Services such as Cloudinary, AWS Serverless Image Handler, and others, offer a convenient API you can hit to generate these variations on-demand inside an Interceptor, where you can then cache the result indefinitely, so all future requests are served from the CDN without any added latency.

To learn more about the Responsive Images

Avoiding Layout Shift

Layout shift is when visual elements of the page visually move position while the page is still loading. This can affect the user's perception of how fast a page is loading, make it hard for the user to start reading content right away, or in worst cases even cause them to click or otherwise interact with the wrong elements on the page.

The Web Vitals metric Cumulative Layout Shift (CLS) tries to represent how much this happens on your page and how much of an impact it might have on User Experience.

Often the biggest offenders of layout shift are images which do not have their width or height set. In this case, the browser does not know how much blank space on the page to reserve while the image is still loading, so it renders nothing. Once it loads enough for that information to be known, the entire layout below (or beside) the image must shift to make room.

Another insidious case is where visual styling/CSS is loaded asynchronously, or otherwise loaded after the HTML they style has already been rendered. See the CSS Embedding section for tips on CSS best practices.

» Dataset records

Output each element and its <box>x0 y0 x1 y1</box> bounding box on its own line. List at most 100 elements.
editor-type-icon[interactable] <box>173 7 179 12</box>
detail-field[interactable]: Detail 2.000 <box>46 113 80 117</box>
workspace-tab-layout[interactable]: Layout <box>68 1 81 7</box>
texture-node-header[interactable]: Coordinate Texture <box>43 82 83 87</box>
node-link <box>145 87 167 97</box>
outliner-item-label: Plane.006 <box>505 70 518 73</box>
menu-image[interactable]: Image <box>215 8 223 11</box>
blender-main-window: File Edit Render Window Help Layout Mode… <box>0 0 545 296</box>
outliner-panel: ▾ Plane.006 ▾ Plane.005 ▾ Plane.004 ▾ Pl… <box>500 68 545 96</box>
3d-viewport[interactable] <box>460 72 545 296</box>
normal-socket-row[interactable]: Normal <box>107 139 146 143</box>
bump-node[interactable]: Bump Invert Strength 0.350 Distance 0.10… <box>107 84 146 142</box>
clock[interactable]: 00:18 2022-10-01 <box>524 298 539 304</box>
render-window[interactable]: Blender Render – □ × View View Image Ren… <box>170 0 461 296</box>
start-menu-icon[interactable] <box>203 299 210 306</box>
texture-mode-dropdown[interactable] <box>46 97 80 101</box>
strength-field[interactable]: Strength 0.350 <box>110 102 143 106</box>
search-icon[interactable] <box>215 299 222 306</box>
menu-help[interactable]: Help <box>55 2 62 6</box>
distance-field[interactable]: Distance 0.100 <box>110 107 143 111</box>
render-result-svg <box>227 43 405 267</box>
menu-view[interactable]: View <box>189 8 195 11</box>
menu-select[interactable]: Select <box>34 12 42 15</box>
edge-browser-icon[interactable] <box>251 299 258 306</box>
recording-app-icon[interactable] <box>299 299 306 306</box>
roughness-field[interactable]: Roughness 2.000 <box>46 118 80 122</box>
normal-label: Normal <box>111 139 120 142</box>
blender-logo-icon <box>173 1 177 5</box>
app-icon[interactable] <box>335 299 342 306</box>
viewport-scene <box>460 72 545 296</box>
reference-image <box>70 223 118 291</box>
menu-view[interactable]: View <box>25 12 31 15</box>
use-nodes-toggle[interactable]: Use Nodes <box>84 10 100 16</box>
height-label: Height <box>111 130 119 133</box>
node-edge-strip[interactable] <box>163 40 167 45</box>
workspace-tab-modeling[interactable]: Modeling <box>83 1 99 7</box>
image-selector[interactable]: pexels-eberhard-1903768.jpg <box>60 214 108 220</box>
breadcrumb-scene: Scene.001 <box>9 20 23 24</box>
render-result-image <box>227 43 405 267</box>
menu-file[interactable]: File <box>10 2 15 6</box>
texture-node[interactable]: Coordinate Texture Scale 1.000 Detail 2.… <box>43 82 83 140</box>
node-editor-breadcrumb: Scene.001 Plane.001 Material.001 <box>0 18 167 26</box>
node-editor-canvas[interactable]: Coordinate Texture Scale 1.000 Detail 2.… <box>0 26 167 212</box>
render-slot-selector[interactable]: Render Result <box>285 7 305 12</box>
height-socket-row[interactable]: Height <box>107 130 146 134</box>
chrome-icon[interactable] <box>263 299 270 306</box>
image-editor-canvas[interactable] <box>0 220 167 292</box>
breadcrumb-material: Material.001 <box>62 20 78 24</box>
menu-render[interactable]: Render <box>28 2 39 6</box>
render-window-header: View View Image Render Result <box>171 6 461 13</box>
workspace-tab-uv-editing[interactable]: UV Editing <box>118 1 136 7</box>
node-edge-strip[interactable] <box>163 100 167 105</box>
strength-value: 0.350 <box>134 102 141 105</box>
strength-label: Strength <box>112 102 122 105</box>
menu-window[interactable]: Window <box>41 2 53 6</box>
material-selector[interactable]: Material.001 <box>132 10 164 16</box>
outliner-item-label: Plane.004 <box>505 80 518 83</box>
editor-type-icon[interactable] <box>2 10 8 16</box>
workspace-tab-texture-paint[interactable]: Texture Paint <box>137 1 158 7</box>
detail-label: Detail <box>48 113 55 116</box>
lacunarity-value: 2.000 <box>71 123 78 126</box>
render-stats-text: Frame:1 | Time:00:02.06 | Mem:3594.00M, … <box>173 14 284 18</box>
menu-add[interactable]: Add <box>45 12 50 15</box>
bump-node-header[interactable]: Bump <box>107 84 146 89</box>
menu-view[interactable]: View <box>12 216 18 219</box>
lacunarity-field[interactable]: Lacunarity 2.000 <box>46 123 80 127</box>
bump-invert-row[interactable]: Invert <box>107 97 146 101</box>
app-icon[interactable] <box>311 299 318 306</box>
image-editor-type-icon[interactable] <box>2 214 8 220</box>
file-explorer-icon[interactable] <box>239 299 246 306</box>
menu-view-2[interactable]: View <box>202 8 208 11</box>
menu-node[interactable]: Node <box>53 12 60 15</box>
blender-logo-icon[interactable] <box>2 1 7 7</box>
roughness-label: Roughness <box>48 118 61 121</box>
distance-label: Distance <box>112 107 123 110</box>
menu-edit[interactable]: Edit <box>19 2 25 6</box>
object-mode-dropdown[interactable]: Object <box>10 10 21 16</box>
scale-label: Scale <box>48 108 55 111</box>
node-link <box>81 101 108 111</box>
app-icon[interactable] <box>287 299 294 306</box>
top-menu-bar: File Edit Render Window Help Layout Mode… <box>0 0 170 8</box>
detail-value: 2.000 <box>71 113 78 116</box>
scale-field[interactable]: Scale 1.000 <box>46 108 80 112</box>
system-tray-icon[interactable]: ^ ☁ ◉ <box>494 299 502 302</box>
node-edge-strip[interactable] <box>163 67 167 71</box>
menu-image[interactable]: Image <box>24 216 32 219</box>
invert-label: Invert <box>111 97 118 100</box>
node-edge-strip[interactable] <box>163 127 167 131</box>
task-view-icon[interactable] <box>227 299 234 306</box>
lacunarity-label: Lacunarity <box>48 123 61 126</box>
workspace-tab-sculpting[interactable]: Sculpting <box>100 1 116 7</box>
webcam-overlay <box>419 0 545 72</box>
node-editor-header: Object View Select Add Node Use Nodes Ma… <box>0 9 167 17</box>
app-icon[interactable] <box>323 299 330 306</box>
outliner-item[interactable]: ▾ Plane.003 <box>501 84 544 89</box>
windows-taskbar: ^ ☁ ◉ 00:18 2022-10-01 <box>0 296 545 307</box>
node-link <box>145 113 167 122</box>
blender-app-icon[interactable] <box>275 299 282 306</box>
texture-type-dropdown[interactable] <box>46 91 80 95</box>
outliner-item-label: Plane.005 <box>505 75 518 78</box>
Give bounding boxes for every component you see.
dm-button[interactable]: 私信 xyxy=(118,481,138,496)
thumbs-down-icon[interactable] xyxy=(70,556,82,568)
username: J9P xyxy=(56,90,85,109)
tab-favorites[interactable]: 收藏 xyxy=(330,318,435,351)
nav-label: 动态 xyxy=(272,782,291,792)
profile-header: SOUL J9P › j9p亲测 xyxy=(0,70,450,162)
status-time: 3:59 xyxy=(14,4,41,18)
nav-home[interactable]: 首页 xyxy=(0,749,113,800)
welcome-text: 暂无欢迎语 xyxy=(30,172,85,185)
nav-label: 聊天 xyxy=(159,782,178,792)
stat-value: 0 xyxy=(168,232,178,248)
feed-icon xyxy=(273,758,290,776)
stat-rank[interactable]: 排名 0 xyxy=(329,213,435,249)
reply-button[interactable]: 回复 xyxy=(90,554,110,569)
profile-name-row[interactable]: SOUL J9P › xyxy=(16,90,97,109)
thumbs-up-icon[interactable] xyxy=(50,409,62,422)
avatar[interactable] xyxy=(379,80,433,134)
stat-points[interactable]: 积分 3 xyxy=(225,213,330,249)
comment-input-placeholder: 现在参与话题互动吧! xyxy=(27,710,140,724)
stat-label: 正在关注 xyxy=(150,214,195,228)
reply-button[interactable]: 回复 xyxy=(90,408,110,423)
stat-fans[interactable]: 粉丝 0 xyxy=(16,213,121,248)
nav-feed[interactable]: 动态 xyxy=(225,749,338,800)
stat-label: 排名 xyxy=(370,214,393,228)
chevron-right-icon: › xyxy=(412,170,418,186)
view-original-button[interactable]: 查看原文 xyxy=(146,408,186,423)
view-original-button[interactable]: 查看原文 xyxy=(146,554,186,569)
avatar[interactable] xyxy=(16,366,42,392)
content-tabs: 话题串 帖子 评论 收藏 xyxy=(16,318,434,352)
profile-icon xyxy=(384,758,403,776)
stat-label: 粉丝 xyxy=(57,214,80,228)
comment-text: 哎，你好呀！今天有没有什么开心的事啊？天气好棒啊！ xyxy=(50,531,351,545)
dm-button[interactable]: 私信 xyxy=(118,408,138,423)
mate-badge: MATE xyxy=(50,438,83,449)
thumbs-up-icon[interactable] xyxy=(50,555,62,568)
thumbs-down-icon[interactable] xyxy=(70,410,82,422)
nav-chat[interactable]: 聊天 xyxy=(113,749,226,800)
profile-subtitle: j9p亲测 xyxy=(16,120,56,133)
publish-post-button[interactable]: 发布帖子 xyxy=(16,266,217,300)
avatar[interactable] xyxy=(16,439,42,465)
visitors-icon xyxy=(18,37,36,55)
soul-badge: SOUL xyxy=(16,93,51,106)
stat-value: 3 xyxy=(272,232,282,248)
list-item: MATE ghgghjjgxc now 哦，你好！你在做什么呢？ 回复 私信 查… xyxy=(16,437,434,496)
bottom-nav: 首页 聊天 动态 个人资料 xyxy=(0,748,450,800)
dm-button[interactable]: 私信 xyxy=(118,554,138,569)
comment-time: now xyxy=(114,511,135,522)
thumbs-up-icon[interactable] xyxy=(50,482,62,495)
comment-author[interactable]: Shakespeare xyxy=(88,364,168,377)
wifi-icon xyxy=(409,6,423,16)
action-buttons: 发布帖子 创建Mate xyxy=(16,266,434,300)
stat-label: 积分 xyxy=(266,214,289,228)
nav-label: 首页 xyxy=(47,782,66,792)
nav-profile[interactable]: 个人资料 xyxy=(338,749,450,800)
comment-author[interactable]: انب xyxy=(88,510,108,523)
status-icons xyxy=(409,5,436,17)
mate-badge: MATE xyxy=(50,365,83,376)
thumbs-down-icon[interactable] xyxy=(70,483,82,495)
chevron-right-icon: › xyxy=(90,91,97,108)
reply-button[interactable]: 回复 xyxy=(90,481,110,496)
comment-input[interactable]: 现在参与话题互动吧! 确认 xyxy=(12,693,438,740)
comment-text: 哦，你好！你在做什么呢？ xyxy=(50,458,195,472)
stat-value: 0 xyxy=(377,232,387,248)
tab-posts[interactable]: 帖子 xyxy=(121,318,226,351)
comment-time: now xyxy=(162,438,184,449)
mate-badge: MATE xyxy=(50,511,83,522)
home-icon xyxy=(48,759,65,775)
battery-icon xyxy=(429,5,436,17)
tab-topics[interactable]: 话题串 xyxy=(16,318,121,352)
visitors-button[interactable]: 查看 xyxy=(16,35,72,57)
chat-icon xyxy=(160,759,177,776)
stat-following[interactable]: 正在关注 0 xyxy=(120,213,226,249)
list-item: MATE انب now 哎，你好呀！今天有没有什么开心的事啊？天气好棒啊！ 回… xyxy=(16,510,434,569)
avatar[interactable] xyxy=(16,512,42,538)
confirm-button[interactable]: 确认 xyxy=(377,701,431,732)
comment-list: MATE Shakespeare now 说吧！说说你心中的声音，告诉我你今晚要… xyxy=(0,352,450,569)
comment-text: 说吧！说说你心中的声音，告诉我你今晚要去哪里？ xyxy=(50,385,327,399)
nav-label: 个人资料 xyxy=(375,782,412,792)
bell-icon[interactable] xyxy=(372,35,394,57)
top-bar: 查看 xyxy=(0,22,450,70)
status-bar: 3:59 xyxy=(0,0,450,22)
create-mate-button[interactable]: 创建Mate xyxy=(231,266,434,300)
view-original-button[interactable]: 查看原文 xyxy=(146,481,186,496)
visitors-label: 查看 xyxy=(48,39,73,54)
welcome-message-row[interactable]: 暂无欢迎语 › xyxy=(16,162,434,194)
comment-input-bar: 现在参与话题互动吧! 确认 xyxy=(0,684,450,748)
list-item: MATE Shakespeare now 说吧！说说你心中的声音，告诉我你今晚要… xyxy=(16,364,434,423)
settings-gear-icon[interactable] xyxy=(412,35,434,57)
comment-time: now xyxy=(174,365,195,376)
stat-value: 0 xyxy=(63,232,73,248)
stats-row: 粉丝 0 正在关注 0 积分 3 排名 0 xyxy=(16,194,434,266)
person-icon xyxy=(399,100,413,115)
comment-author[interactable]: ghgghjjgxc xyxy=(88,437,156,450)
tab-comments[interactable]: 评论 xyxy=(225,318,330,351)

» What to work on
#1 In the text on image loading and layout shift, what are often the biggest offenders of layout shift?
#2 Go on with the text on image loading and layout shift, starting after its last sentence.

» Solved tasks
#1 Images that do not have their width or height set.

#2
Defer Non-critical Resources (JS, Images, etc)

Websites are often designed so that things above-the-fold, visible within the user's browser viewport on initial page load, are intended to be the most immediately relevant to first time viewers.

Often these include "hero sections" which contain a headline, an image or two, and a Call to Action (CTA). If you have similar content which is higher priority than other things on the page, you should defer loading of other non-essential resources until after this content has not only loaded, but has visually appeared/painted because it has the HTML, CSS, images, and fonts it needs.

Splitting your code into chunks and only serving the CSS and JavaScript you need for this page, not any others, is a great first start. JavaScript can often be delayed until after the initial HTML has rendered, which involves using <script async> or <script defer> depending on your requirements.